▶ [Problem details] Exactly reproduce each entry, leaving out nothing.

▶ [Exercise data]

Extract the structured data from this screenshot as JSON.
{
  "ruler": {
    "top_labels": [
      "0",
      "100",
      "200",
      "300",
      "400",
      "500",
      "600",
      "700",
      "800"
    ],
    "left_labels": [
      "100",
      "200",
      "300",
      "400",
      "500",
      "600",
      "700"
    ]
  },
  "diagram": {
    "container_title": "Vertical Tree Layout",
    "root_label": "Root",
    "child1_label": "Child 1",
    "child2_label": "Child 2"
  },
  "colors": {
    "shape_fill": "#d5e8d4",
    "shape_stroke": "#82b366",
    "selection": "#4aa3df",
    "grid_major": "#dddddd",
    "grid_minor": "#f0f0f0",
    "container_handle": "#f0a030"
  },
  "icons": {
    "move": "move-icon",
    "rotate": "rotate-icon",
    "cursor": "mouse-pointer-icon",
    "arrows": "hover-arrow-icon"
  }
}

▶ [Answer to this problem]
Extract the structured data from this screenshot as JSON.
{
  "ruler": {
    "top_labels": [
      "0",
      "100",
      "200",
      "300",
      "400",
      "500",
      "600",
      "700",
      "800"
    ],
    "left_labels": [
      "100",
      "200",
      "300",
      "400",
      "500",
      "600",
      "700"
    ]
  },
  "diagram": {
    "container_title": "Vertical Tree Layout",
    "root_label": "Root",
    "child1_label": "Child 1",
    "child2_label": "Child 2"
  },
  "colors": {
    "shape_fill": "#d5e8d4",
    "shape_stroke": "#82b366",
    "selection": "#4aa3df",
    "grid_major": "#dddddd",
    "grid_minor": "#f0f0f0",
    "container_handle": "#f0a030"
  },
  "icons": {
    "move": "move-icon",
    "rotate": "rotate-icon",
    "cursor": "mouse-pointer-icon",
    "arrows": "hover-arrow-icon"
  }
}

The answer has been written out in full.